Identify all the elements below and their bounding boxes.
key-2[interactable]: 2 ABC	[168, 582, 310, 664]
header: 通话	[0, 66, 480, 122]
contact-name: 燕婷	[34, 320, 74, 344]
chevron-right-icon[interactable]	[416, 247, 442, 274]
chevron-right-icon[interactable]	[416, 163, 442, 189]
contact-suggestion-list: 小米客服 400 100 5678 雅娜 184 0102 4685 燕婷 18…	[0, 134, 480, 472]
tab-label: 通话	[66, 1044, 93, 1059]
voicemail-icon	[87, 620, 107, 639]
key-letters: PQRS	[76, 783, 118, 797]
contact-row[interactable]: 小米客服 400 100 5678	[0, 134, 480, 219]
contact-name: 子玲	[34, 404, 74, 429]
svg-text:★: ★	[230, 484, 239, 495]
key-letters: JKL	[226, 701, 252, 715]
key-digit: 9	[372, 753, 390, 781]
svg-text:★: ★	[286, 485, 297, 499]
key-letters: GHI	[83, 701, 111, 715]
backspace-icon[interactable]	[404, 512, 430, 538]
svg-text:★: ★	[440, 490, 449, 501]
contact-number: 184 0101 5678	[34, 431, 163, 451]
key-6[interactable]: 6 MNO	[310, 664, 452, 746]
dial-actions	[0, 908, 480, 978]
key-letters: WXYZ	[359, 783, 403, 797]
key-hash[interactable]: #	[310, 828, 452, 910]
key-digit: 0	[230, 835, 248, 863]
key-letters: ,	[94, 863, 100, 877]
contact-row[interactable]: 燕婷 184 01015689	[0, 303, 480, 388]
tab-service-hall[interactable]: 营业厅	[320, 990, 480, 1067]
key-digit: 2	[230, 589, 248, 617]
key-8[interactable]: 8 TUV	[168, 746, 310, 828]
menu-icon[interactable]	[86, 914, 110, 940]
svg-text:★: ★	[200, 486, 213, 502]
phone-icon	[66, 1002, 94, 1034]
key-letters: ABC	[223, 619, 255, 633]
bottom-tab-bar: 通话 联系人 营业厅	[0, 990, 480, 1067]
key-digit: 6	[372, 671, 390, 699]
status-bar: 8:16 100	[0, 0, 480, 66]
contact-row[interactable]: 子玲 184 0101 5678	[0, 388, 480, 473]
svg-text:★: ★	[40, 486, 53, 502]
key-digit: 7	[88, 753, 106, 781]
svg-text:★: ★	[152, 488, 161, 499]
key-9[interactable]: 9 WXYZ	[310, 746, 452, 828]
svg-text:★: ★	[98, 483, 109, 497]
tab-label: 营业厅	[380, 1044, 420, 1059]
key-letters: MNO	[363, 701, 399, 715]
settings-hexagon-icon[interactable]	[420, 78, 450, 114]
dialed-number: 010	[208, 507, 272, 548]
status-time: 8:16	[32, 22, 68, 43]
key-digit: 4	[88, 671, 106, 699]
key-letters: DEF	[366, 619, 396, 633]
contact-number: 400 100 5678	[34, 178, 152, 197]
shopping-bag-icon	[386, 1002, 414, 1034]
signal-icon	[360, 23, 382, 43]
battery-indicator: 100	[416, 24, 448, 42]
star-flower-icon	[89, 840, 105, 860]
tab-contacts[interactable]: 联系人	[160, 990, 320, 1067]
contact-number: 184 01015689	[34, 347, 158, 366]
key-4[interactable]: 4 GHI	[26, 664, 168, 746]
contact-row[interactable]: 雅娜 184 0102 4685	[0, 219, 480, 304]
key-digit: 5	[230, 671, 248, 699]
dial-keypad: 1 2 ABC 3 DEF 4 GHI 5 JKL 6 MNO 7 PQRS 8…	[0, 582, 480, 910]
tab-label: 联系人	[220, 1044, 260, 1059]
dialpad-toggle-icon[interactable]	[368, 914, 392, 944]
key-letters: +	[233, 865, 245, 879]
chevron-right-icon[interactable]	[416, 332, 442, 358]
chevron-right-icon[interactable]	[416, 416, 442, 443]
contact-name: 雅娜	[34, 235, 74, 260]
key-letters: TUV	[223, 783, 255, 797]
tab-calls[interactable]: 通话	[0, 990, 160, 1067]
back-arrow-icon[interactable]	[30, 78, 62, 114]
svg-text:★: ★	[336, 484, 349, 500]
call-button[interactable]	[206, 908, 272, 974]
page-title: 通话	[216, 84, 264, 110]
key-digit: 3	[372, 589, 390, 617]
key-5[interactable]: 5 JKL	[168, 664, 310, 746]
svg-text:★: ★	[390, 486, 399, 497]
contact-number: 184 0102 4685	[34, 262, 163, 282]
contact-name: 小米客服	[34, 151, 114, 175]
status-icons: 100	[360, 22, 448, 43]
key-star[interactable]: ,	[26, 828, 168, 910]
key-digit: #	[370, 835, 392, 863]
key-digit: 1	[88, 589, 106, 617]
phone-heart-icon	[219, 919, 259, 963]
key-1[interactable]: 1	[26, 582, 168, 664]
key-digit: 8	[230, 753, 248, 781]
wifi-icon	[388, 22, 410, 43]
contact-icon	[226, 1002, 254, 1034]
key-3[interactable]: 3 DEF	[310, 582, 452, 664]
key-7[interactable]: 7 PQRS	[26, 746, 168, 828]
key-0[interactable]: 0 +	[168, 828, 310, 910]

| TASK INSTRUCTIONS |
Please reproduce the records word for word, starting with the first line and going on through the line containing "914, 110, 940]".

| FINAL ANSWER |
Identify all the elements below and their bounding boxes.
key-2[interactable]: 2 ABC	[168, 582, 310, 664]
header: 通话	[0, 66, 480, 122]
contact-name: 燕婷	[34, 320, 74, 344]
chevron-right-icon[interactable]	[416, 247, 442, 274]
chevron-right-icon[interactable]	[416, 163, 442, 189]
contact-suggestion-list: 小米客服 400 100 5678 雅娜 184 0102 4685 燕婷 18…	[0, 134, 480, 472]
tab-label: 通话	[66, 1044, 93, 1059]
voicemail-icon	[87, 620, 107, 639]
key-letters: PQRS	[76, 783, 118, 797]
contact-row[interactable]: 小米客服 400 100 5678	[0, 134, 480, 219]
contact-name: 子玲	[34, 404, 74, 429]
svg-text:★: ★	[230, 484, 239, 495]
key-letters: JKL	[226, 701, 252, 715]
key-digit: 9	[372, 753, 390, 781]
svg-text:★: ★	[286, 485, 297, 499]
key-letters: GHI	[83, 701, 111, 715]
backspace-icon[interactable]	[404, 512, 430, 538]
svg-text:★: ★	[440, 490, 449, 501]
contact-number: 184 0101 5678	[34, 431, 163, 451]
key-6[interactable]: 6 MNO	[310, 664, 452, 746]
dial-actions	[0, 908, 480, 978]
key-letters: WXYZ	[359, 783, 403, 797]
key-hash[interactable]: #	[310, 828, 452, 910]
key-digit: 0	[230, 835, 248, 863]
key-letters: ,	[94, 863, 100, 877]
contact-row[interactable]: 燕婷 184 01015689	[0, 303, 480, 388]
tab-service-hall[interactable]: 营业厅	[320, 990, 480, 1067]
key-digit: 2	[230, 589, 248, 617]
key-8[interactable]: 8 TUV	[168, 746, 310, 828]
menu-icon[interactable]	[86, 914, 110, 940]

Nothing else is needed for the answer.